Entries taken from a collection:

####################

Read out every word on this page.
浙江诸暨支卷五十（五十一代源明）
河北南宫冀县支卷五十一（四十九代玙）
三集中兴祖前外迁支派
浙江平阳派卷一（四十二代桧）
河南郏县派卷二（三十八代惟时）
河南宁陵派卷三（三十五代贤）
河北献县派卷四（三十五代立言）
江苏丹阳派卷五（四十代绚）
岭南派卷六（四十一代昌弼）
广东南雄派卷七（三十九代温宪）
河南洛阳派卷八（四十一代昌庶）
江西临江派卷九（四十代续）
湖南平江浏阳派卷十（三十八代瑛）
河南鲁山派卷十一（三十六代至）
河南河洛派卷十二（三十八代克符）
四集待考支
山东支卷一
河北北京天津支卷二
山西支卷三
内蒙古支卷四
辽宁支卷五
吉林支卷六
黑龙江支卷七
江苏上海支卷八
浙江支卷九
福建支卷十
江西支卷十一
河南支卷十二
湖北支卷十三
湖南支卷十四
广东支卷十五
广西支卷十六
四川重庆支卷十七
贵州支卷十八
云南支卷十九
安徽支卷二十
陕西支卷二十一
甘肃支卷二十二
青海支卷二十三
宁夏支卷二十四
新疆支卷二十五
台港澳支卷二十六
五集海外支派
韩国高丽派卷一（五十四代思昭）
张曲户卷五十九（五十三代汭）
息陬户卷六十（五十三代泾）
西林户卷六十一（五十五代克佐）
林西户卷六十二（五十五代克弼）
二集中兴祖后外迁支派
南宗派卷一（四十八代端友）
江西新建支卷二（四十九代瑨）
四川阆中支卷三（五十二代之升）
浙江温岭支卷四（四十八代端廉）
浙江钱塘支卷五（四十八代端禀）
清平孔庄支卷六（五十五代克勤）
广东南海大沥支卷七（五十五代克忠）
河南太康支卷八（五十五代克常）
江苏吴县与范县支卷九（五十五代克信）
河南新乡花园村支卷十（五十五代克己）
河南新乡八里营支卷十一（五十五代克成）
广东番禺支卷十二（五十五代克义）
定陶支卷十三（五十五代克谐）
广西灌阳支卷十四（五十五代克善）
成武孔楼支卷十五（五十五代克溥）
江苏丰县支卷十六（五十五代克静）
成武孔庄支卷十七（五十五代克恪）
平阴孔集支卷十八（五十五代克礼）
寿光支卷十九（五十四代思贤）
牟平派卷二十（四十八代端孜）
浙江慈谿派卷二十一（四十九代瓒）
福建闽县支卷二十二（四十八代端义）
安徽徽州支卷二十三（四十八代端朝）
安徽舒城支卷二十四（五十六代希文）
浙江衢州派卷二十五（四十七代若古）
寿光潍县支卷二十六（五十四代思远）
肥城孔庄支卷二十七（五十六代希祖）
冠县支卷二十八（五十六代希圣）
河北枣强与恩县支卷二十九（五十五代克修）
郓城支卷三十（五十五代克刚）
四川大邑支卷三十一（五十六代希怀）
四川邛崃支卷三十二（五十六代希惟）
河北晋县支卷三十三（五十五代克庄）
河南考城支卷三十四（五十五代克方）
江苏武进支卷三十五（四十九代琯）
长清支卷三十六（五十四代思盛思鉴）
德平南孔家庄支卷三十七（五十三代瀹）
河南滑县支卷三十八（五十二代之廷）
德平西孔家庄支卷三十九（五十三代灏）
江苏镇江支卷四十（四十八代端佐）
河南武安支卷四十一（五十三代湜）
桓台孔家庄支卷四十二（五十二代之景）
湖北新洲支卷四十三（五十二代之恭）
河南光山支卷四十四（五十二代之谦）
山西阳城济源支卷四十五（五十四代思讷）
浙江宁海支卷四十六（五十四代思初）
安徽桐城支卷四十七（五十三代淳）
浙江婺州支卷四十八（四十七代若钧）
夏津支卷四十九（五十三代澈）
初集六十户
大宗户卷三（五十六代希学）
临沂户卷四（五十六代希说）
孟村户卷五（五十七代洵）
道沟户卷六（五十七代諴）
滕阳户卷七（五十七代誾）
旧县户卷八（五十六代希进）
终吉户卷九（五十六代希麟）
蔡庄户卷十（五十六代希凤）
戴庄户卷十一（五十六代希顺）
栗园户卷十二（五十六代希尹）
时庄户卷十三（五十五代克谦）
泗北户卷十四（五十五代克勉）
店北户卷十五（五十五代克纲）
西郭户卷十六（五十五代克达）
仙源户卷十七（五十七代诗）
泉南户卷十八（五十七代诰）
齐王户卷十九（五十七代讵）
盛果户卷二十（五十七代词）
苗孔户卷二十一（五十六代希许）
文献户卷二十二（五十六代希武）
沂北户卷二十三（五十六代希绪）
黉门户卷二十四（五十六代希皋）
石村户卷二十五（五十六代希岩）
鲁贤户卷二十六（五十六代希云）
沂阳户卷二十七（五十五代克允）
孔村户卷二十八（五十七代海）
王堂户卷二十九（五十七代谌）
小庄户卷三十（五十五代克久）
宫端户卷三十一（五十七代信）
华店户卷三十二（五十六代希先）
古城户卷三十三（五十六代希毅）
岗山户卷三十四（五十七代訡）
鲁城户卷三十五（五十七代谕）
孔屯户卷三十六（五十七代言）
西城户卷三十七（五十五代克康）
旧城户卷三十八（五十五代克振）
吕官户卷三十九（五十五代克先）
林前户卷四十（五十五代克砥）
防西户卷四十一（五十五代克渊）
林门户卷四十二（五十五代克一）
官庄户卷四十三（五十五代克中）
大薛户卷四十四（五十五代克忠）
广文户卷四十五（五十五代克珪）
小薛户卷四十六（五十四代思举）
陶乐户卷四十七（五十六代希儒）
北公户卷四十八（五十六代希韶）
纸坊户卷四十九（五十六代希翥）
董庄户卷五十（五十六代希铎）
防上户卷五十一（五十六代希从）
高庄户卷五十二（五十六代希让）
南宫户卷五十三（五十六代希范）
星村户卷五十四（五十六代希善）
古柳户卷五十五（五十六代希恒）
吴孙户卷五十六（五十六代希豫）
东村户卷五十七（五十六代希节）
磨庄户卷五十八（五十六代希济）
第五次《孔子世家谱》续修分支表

####################

▶ [Problem to solve] Give a word-for-word copy of the records.

▶ [Task solution]
Read out every word on this page.
浙江诸暨支卷五十（五十一代源明）
河北南宫冀县支卷五十一（四十九代玙）
三集中兴祖前外迁支派
浙江平阳派卷一（四十二代桧）
河南郏县派卷二（三十八代惟时）
河南宁陵派卷三（三十五代贤）
河北献县派卷四（三十五代立言）
江苏丹阳派卷五（四十代绚）
岭南派卷六（四十一代昌弼）
广东南雄派卷七（三十九代温宪）
河南洛阳派卷八（四十一代昌庶）
江西临江派卷九（四十代续）
湖南平江浏阳派卷十（三十八代瑛）
河南鲁山派卷十一（三十六代至）
河南河洛派卷十二（三十八代克符）
四集待考支
山东支卷一
河北北京天津支卷二
山西支卷三
内蒙古支卷四
辽宁支卷五
吉林支卷六
黑龙江支卷七
江苏上海支卷八
浙江支卷九
福建支卷十
江西支卷十一
河南支卷十二
湖北支卷十三
湖南支卷十四
广东支卷十五
广西支卷十六
四川重庆支卷十七
贵州支卷十八
云南支卷十九
安徽支卷二十
陕西支卷二十一
甘肃支卷二十二
青海支卷二十三
宁夏支卷二十四
新疆支卷二十五
台港澳支卷二十六
五集海外支派
韩国高丽派卷一（五十四代思昭）
张曲户卷五十九（五十三代汭）
息陬户卷六十（五十三代泾）
西林户卷六十一（五十五代克佐）
林西户卷六十二（五十五代克弼）
二集中兴祖后外迁支派
南宗派卷一（四十八代端友）
江西新建支卷二（四十九代瑨）
四川阆中支卷三（五十二代之升）
浙江温岭支卷四（四十八代端廉）
浙江钱塘支卷五（四十八代端禀）
清平孔庄支卷六（五十五代克勤）
广东南海大沥支卷七（五十五代克忠）
河南太康支卷八（五十五代克常）
江苏吴县与范县支卷九（五十五代克信）
河南新乡花园村支卷十（五十五代克己）
河南新乡八里营支卷十一（五十五代克成）
广东番禺支卷十二（五十五代克义）
定陶支卷十三（五十五代克谐）
广西灌阳支卷十四（五十五代克善）
成武孔楼支卷十五（五十五代克溥）
江苏丰县支卷十六（五十五代克静）
成武孔庄支卷十七（五十五代克恪）
平阴孔集支卷十八（五十五代克礼）
寿光支卷十九（五十四代思贤）
牟平派卷二十（四十八代端孜）
浙江慈谿派卷二十一（四十九代瓒）
福建闽县支卷二十二（四十八代端义）
安徽徽州支卷二十三（四十八代端朝）
安徽舒城支卷二十四（五十六代希文）
浙江衢州派卷二十五（四十七代若古）
寿光潍县支卷二十六（五十四代思远）
肥城孔庄支卷二十七（五十六代希祖）
冠县支卷二十八（五十六代希圣）
河北枣强与恩县支卷二十九（五十五代克修）
郓城支卷三十（五十五代克刚）
四川大邑支卷三十一（五十六代希怀）
四川邛崃支卷三十二（五十六代希惟）
河北晋县支卷三十三（五十五代克庄）
河南考城支卷三十四（五十五代克方）
江苏武进支卷三十五（四十九代琯）
长清支卷三十六（五十四代思盛思鉴）
德平南孔家庄支卷三十七（五十三代瀹）
河南滑县支卷三十八（五十二代之廷）
德平西孔家庄支卷三十九（五十三代灏）
江苏镇江支卷四十（四十八代端佐）
河南武安支卷四十一（五十三代湜）
桓台孔家庄支卷四十二（五十二代之景）
湖北新洲支卷四十三（五十二代之恭）
河南光山支卷四十四（五十二代之谦）
山西阳城济源支卷四十五（五十四代思讷）
浙江宁海支卷四十六（五十四代思初）
安徽桐城支卷四十七（五十三代淳）
浙江婺州支卷四十八（四十七代若钧）
夏津支卷四十九（五十三代澈）
初集六十户
大宗户卷三（五十六代希学）
临沂户卷四（五十六代希说）
孟村户卷五（五十七代洵）
道沟户卷六（五十七代諴）
滕阳户卷七（五十七代誾）
旧县户卷八（五十六代希进）
终吉户卷九（五十六代希麟）
蔡庄户卷十（五十六代希凤）
戴庄户卷十一（五十六代希顺）
栗园户卷十二（五十六代希尹）
时庄户卷十三（五十五代克谦）
泗北户卷十四（五十五代克勉）
店北户卷十五（五十五代克纲）
西郭户卷十六（五十五代克达）
仙源户卷十七（五十七代诗）
泉南户卷十八（五十七代诰）
齐王户卷十九（五十七代讵）
盛果户卷二十（五十七代词）
苗孔户卷二十一（五十六代希许）
文献户卷二十二（五十六代希武）
沂北户卷二十三（五十六代希绪）
黉门户卷二十四（五十六代希皋）
石村户卷二十五（五十六代希岩）
鲁贤户卷二十六（五十六代希云）
沂阳户卷二十七（五十五代克允）
孔村户卷二十八（五十七代海）
王堂户卷二十九（五十七代谌）
小庄户卷三十（五十五代克久）
宫端户卷三十一（五十七代信）
华店户卷三十二（五十六代希先）
古城户卷三十三（五十六代希毅）
岗山户卷三十四（五十七代訡）
鲁城户卷三十五（五十七代谕）
孔屯户卷三十六（五十七代言）
西城户卷三十七（五十五代克康）
旧城户卷三十八（五十五代克振）
吕官户卷三十九（五十五代克先）
林前户卷四十（五十五代克砥）
防西户卷四十一（五十五代克渊）
林门户卷四十二（五十五代克一）
官庄户卷四十三（五十五代克中）
大薛户卷四十四（五十五代克忠）
广文户卷四十五（五十五代克珪）
小薛户卷四十六（五十四代思举）
陶乐户卷四十七（五十六代希儒）
北公户卷四十八（五十六代希韶）
纸坊户卷四十九（五十六代希翥）
董庄户卷五十（五十六代希铎）
防上户卷五十一（五十六代希从）
高庄户卷五十二（五十六代希让）
南宫户卷五十三（五十六代希范）
星村户卷五十四（五十六代希善）
古柳户卷五十五（五十六代希恒）
吴孙户卷五十六（五十六代希豫）
东村户卷五十七（五十六代希节）
磨庄户卷五十八（五十六代希济）
第五次《孔子世家谱》续修分支表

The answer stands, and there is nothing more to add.